§ Given instruction: Extract the listing in its entirety, keeping each line identical to the original.

§ Supplied information:
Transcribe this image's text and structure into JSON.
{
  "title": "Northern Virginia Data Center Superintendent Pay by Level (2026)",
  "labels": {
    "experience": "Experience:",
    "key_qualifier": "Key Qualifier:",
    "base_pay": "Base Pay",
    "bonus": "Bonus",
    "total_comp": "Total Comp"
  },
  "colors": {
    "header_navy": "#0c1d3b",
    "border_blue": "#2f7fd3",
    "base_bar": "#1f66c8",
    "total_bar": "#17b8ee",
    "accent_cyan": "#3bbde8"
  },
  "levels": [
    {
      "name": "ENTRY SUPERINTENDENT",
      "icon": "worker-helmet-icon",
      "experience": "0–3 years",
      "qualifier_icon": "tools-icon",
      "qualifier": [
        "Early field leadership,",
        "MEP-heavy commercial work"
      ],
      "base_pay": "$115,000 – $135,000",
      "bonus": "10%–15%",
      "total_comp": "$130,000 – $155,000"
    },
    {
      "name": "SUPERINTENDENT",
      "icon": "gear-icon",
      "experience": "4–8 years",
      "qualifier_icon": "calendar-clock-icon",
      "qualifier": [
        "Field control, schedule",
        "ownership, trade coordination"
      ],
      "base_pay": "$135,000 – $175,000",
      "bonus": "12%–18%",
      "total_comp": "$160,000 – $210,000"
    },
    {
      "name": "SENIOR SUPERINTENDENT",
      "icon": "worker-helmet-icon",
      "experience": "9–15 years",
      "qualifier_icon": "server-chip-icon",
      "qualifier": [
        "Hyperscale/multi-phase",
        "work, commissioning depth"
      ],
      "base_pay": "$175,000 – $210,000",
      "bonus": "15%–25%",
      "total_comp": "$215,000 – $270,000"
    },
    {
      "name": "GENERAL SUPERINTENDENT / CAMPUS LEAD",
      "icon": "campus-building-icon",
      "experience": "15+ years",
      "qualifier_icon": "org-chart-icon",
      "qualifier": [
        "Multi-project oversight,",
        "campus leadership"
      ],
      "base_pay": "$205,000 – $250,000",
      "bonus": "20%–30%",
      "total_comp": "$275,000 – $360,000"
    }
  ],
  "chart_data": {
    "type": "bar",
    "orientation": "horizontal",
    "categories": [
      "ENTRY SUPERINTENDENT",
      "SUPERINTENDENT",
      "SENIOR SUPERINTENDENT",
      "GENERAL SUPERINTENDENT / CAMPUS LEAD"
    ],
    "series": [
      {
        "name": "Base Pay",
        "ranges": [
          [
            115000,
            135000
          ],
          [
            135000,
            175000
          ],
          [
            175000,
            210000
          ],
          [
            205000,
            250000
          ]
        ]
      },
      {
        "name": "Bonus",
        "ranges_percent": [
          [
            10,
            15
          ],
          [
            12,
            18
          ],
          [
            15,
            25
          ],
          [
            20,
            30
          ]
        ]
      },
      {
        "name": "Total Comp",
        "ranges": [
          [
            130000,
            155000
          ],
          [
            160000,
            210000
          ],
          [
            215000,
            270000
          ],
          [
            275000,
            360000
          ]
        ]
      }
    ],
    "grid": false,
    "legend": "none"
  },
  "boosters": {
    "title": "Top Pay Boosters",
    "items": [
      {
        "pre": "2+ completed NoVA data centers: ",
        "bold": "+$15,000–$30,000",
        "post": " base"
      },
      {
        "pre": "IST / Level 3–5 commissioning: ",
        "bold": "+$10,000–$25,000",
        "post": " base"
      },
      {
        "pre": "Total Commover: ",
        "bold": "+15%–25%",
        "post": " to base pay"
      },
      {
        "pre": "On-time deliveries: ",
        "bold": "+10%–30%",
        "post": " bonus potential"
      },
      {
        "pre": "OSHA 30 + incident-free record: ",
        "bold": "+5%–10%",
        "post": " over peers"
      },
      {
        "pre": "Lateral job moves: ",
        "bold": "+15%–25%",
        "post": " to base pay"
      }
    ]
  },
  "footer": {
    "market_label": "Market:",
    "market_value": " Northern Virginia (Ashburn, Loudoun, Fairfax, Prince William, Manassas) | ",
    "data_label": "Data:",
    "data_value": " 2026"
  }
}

§ Answer below:
Transcribe this image's text and structure into JSON.
{
  "title": "Northern Virginia Data Center Superintendent Pay by Level (2026)",
  "labels": {
    "experience": "Experience:",
    "key_qualifier": "Key Qualifier:",
    "base_pay": "Base Pay",
    "bonus": "Bonus",
    "total_comp": "Total Comp"
  },
  "colors": {
    "header_navy": "#0c1d3b",
    "border_blue": "#2f7fd3",
    "base_bar": "#1f66c8",
    "total_bar": "#17b8ee",
    "accent_cyan": "#3bbde8"
  },
  "levels": [
    {
      "name": "ENTRY SUPERINTENDENT",
      "icon": "worker-helmet-icon",
      "experience": "0–3 years",
      "qualifier_icon": "tools-icon",
      "qualifier": [
        "Early field leadership,",
        "MEP-heavy commercial work"
      ],
      "base_pay": "$115,000 – $135,000",
      "bonus": "10%–15%",
      "total_comp": "$130,000 – $155,000"
    },
    {
      "name": "SUPERINTENDENT",
      "icon": "gear-icon",
      "experience": "4–8 years",
      "qualifier_icon": "calendar-clock-icon",
      "qualifier": [
        "Field control, schedule",
        "ownership, trade coordination"
      ],
      "base_pay": "$135,000 – $175,000",
      "bonus": "12%–18%",
      "total_comp": "$160,000 – $210,000"
    },
    {
      "name": "SENIOR SUPERINTENDENT",
      "icon": "worker-helmet-icon",
      "experience": "9–15 years",
      "qualifier_icon": "server-chip-icon",
      "qualifier": [
        "Hyperscale/multi-phase",
        "work, commissioning depth"
      ],
      "base_pay": "$175,000 – $210,000",
      "bonus": "15%–25%",
      "total_comp": "$215,000 – $270,000"
    },
    {
      "name": "GENERAL SUPERINTENDENT / CAMPUS LEAD",
      "icon": "campus-building-icon",
      "experience": "15+ years",
      "qualifier_icon": "org-chart-icon",
      "qualifier": [
        "Multi-project oversight,",
        "campus leadership"
      ],
      "base_pay": "$205,000 – $250,000",
      "bonus": "20%–30%",
      "total_comp": "$275,000 – $360,000"
    }
  ],
  "chart_data": {
    "type": "bar",
    "orientation": "horizontal",
    "categories": [
      "ENTRY SUPERINTENDENT",
      "SUPERINTENDENT",
      "SENIOR SUPERINTENDENT",
      "GENERAL SUPERINTENDENT / CAMPUS LEAD"
    ],
    "series": [
      {
        "name": "Base Pay",
        "ranges": [
          [
            115000,
            135000
          ],
          [
            135000,
            175000
          ],
          [
            175000,
            210000
          ],
          [
            205000,
            250000
          ]
        ]
      },
      {
        "name": "Bonus",
        "ranges_percent": [
          [
            10,
            15
          ],
          [
            12,
            18
          ],
          [
            15,
            25
          ],
          [
            20,
            30
          ]
        ]
      },
      {
        "name": "Total Comp",
        "ranges": [
          [
            130000,
            155000
          ],
          [
            160000,
            210000
          ],
          [
            215000,
            270000
          ],
          [
            275000,
            360000
          ]
        ]
      }
    ],
    "grid": false,
    "legend": "none"
  },
  "boosters": {
    "title": "Top Pay Boosters",
    "items": [
      {
        "pre": "2+ completed NoVA data centers: ",
        "bold": "+$15,000–$30,000",
        "post": " base"
      },
      {
        "pre": "IST / Level 3–5 commissioning: ",
        "bold": "+$10,000–$25,000",
        "post": " base"
      },
      {
        "pre": "Total Commover: ",
        "bold": "+15%–25%",
        "post": " to base pay"
      },
      {
        "pre": "On-time deliveries: ",
        "bold": "+10%–30%",
        "post": " bonus potential"
      },
      {
        "pre": "OSHA 30 + incident-free record: ",
        "bold": "+5%–10%",
        "post": " over peers"
      },
      {
        "pre": "Lateral job moves: ",
        "bold": "+15%–25%",
        "post": " to base pay"
      }
    ]
  },
  "footer": {
    "market_label": "Market:",
    "market_value": " Northern Virginia (Ashburn, Loudoun, Fairfax, Prince William, Manassas) | ",
    "data_label": "Data:",
    "data_value": " 2026"
  }
}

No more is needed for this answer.